____ WORKING DATA

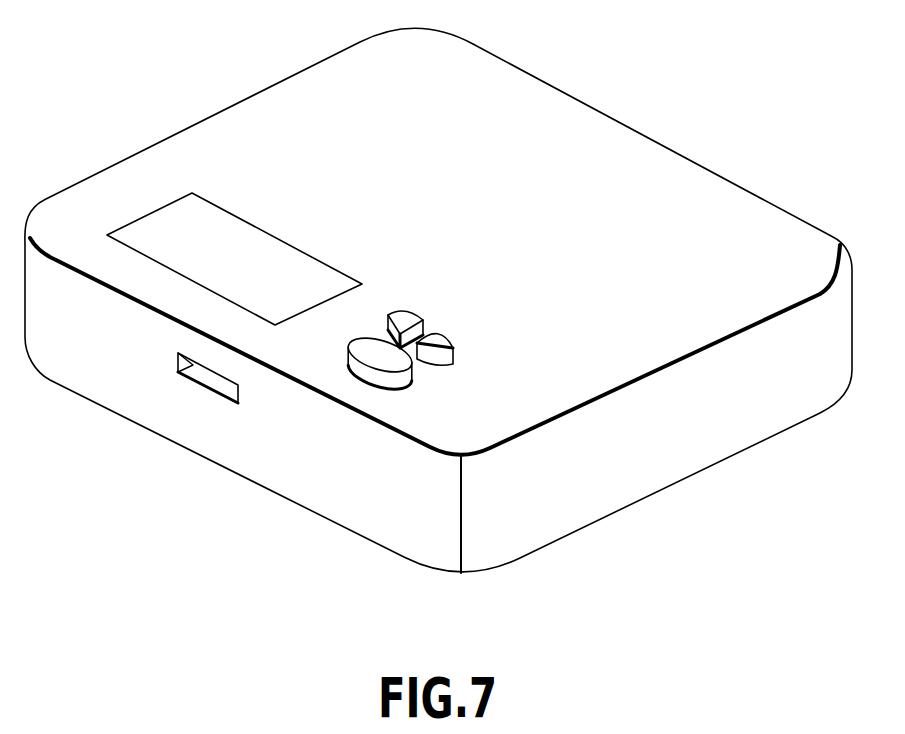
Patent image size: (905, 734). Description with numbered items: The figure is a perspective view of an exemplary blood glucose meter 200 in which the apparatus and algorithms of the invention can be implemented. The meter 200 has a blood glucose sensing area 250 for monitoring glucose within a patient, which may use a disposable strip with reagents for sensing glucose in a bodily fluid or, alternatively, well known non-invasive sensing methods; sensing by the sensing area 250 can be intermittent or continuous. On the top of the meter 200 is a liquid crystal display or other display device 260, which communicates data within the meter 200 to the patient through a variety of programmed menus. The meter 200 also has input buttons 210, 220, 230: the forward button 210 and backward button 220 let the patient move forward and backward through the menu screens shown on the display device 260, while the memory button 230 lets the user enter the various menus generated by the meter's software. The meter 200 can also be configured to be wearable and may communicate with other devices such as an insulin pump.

The blood glucose meter 200 is at (125, 100).
The forward button 210 is at (445, 355).
The backward button 220 is at (398, 322).
The memory button 230 is at (382, 352).
The blood glucose sensing area 250 is at (202, 372).
The display device 260 is at (172, 248).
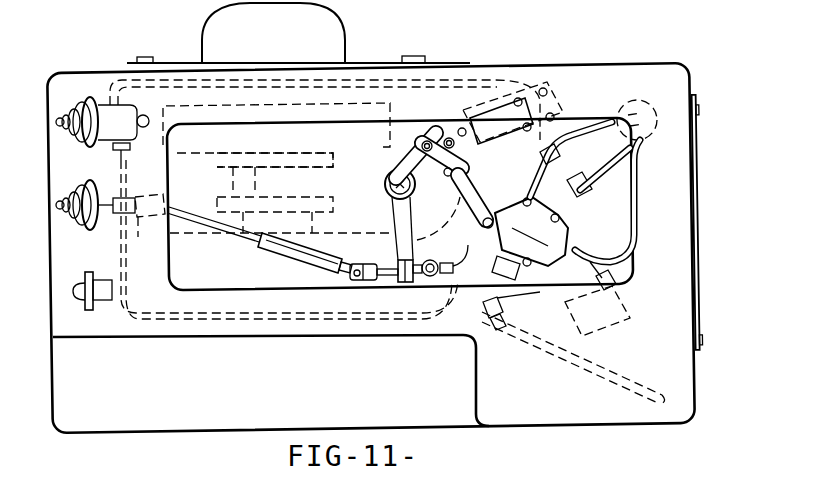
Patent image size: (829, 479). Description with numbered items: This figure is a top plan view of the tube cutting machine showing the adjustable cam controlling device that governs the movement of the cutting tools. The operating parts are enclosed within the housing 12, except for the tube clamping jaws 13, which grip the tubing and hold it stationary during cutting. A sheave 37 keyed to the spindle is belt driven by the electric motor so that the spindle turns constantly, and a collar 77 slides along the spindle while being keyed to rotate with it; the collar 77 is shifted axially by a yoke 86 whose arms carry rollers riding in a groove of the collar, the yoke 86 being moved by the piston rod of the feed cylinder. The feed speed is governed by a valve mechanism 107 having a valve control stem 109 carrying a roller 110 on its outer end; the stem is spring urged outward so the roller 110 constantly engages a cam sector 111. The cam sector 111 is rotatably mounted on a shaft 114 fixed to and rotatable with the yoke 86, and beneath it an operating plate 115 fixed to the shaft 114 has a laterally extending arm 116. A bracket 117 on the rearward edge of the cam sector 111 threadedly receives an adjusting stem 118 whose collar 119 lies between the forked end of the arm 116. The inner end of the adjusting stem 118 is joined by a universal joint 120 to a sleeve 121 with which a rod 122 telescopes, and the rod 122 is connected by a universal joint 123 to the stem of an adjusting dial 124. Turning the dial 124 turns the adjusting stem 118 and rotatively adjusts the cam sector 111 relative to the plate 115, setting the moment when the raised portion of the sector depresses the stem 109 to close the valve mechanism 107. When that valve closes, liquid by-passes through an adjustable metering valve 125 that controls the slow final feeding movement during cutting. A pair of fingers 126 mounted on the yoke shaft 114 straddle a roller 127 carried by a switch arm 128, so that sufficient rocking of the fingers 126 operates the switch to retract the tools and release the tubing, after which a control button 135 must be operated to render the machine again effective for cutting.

The housing 12 is at (56, 285).
The tube clamping jaws 13 is at (469, 265).
The sheave 37 is at (256, 166).
The collar 77 is at (218, 197).
The yoke 86 is at (296, 152).
The valve mechanism 107 is at (530, 272).
The valve control stem 109 is at (484, 212).
The roller 110 is at (485, 208).
The cam sector 111 is at (468, 167).
The shaft 114 is at (385, 184).
The operating plate 115 is at (392, 225).
The arm 116 is at (392, 252).
The bracket 117 is at (412, 280).
The adjusting stem 118 is at (430, 277).
The collar 119 is at (405, 283).
The universal joint 120 is at (352, 281).
The sleeve 121 is at (276, 254).
The rod 122 is at (228, 237).
The universal joint 123 is at (136, 218).
The adjusting dial 124 is at (85, 228).
The metering valve 125 is at (90, 100).
The fingers 126 is at (437, 130).
The roller 127 is at (451, 137).
The switch arm 128 is at (510, 113).
The control button 135 is at (72, 308).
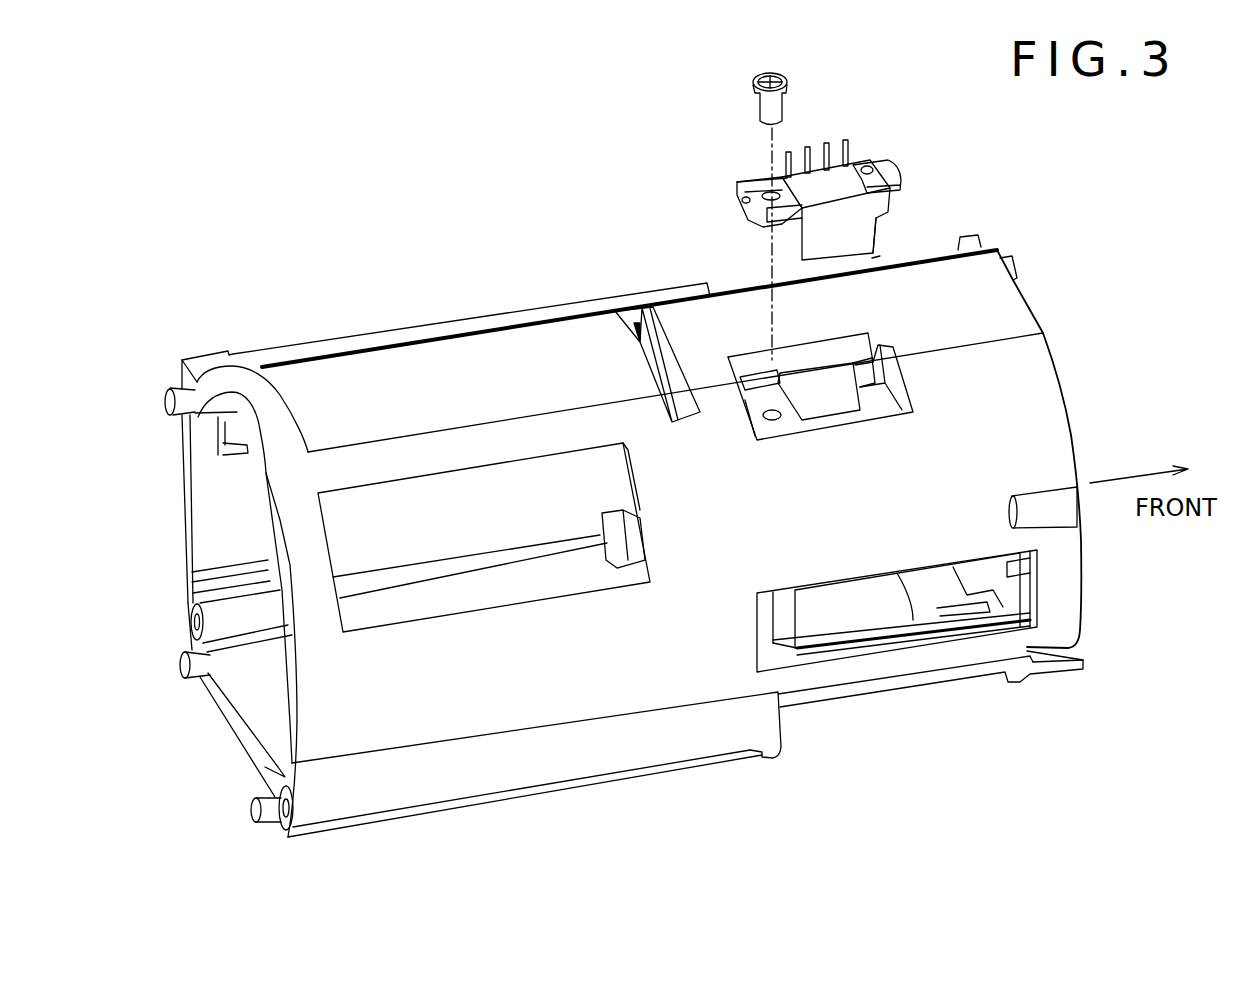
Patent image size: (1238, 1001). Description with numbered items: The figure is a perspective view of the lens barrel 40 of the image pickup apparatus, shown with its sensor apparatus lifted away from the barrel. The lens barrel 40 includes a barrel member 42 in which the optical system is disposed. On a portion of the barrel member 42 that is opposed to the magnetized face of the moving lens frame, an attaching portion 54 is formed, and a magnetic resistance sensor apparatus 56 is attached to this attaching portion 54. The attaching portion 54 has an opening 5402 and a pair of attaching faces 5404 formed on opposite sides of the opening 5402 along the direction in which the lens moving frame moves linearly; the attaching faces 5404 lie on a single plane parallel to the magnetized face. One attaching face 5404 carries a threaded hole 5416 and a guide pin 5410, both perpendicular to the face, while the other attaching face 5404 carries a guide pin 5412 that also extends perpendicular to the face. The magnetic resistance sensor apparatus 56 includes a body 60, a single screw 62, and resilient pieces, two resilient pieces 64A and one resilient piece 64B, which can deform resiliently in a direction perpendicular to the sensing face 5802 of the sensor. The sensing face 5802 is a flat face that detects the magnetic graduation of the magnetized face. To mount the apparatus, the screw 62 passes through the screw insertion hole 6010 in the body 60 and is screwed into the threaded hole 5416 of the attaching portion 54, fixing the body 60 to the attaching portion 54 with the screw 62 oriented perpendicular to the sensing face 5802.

________

### WHAT TO DO
Rewrite the material from its start through the line containing "The display device 260 is at (172, 248).", inclusive, replacing "perspective view" with "isometric view" and changing nothing else. Leave out the pictures.

### SOLUTION FOR THIS PROBLEM
Patent image size: (905, 734). Description with numbered items: The figure is a isometric view of an exemplary blood glucose meter 200 in which the apparatus and algorithms of the invention can be implemented. The meter 200 has a blood glucose sensing area 250 for monitoring glucose within a patient, which may use a disposable strip with reagents for sensing glucose in a bodily fluid or, alternatively, well known non-invasive sensing methods; sensing by the sensing area 250 can be intermittent or continuous. On the top of the meter 200 is a liquid crystal display or other display device 260, which communicates data within the meter 200 to the patient through a variety of programmed menus. The meter 200 also has input buttons 210, 220, 230: the forward button 210 and backward button 220 let the patient move forward and backward through the menu screens shown on the display device 260, while the memory button 230 lets the user enter the various menus generated by the meter's software. The meter 200 can also be configured to be wearable and may communicate with other devices such as an insulin pump.

The blood glucose meter 200 is at (125, 100).
The forward button 210 is at (445, 355).
The backward button 220 is at (398, 322).
The memory button 230 is at (382, 352).
The blood glucose sensing area 250 is at (202, 372).
The display device 260 is at (172, 248).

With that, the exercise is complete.